Gather up every line from the entries below that uses the word "смогли".

start

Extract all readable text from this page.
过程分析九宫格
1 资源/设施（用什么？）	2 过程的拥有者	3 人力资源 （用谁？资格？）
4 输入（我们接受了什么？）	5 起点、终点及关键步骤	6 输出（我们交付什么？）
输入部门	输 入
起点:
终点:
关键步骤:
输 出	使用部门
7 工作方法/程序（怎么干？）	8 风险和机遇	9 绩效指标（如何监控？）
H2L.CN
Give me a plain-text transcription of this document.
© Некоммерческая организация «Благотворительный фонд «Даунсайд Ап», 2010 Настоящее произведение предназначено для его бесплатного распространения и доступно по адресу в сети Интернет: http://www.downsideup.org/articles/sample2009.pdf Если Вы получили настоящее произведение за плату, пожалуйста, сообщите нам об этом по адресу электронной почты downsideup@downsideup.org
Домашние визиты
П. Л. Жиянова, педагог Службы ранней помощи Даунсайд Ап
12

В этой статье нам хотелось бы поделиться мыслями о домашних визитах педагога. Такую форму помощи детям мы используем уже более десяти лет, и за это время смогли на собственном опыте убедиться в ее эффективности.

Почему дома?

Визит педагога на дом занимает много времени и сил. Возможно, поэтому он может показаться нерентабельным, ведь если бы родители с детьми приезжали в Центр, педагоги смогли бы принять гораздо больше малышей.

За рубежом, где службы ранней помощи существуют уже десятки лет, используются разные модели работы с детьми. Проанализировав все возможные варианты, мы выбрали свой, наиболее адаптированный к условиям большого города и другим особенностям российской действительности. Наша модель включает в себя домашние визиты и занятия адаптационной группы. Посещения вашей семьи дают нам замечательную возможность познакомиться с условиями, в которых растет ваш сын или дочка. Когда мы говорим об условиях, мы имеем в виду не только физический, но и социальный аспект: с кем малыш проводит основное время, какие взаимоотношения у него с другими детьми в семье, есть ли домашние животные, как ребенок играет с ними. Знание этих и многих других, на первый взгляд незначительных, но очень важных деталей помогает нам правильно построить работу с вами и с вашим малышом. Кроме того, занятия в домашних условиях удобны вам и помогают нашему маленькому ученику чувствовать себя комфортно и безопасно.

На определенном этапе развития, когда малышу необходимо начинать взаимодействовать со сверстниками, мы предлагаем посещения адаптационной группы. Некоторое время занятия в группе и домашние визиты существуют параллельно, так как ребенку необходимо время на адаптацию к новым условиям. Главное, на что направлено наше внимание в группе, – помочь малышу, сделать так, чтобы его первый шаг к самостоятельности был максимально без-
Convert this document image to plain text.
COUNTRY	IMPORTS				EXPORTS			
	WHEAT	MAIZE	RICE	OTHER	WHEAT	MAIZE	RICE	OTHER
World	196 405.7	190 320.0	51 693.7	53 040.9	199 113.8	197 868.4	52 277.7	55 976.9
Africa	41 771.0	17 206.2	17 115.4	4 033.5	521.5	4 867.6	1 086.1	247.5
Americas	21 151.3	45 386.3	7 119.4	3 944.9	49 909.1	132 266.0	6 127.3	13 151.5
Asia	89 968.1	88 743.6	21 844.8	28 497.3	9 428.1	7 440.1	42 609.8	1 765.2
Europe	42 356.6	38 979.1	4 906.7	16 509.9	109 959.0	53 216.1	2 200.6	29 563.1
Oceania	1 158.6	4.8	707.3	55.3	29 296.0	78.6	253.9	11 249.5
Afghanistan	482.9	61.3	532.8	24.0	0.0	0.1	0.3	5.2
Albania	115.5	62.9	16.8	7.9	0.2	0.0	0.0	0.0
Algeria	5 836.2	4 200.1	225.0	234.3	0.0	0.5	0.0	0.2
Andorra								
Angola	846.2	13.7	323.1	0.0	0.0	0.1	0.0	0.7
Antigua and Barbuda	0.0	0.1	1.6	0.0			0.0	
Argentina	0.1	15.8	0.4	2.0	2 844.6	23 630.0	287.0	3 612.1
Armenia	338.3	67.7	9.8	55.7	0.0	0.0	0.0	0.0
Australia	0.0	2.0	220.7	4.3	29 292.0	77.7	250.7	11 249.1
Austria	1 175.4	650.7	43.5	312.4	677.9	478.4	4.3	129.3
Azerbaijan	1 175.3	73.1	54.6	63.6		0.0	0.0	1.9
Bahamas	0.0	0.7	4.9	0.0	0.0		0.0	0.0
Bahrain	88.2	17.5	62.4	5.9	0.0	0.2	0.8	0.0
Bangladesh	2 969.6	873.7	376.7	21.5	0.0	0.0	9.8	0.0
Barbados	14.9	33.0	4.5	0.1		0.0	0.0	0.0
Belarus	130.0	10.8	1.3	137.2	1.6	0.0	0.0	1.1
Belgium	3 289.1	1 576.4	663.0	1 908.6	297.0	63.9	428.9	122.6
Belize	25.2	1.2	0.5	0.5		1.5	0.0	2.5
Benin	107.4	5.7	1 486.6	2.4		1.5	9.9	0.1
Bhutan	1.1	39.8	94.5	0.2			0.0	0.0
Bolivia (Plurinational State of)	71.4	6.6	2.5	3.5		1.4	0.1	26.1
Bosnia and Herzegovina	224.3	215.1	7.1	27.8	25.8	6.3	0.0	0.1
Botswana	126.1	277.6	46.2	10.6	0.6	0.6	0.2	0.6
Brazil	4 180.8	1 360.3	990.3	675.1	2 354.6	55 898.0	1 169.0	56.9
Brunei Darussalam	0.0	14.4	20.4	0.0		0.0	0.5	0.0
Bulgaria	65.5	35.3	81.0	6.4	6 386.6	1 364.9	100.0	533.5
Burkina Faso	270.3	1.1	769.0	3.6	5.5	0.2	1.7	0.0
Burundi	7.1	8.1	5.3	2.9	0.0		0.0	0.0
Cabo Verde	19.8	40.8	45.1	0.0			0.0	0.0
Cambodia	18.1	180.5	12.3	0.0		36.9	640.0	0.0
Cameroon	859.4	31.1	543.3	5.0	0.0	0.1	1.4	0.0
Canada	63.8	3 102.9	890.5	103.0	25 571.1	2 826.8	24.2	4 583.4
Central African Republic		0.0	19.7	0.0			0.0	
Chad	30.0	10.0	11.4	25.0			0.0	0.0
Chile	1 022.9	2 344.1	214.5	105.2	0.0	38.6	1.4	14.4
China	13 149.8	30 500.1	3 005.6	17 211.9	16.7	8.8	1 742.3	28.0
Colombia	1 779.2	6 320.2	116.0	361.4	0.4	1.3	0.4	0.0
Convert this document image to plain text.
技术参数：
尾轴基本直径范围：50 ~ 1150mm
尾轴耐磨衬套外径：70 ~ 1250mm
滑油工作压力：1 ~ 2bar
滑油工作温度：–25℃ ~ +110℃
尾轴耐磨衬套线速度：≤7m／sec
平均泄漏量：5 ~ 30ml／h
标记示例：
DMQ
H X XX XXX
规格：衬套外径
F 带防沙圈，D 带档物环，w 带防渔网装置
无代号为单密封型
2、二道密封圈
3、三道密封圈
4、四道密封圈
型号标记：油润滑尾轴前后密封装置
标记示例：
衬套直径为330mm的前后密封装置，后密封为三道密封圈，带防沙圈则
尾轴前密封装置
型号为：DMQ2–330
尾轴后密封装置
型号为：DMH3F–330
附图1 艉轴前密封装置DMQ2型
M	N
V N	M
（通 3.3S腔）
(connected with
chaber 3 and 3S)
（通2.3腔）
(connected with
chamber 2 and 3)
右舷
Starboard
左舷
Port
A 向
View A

end

▸ EXERCISE SOLUTION:
В этой статье нам хотелось бы поделиться мыслями о домашних визитах педагога. Такую форму помощи детям мы используем уже более десяти лет, и за это время смогли на собственном опыте убедиться в ее эффективности.
Визит педагога на дом занимает много времени и сил. Возможно, поэтому он может показаться нерентабельным, ведь если бы родители с детьми приезжали в Центр, педагоги смогли бы принять гораздо больше малышей.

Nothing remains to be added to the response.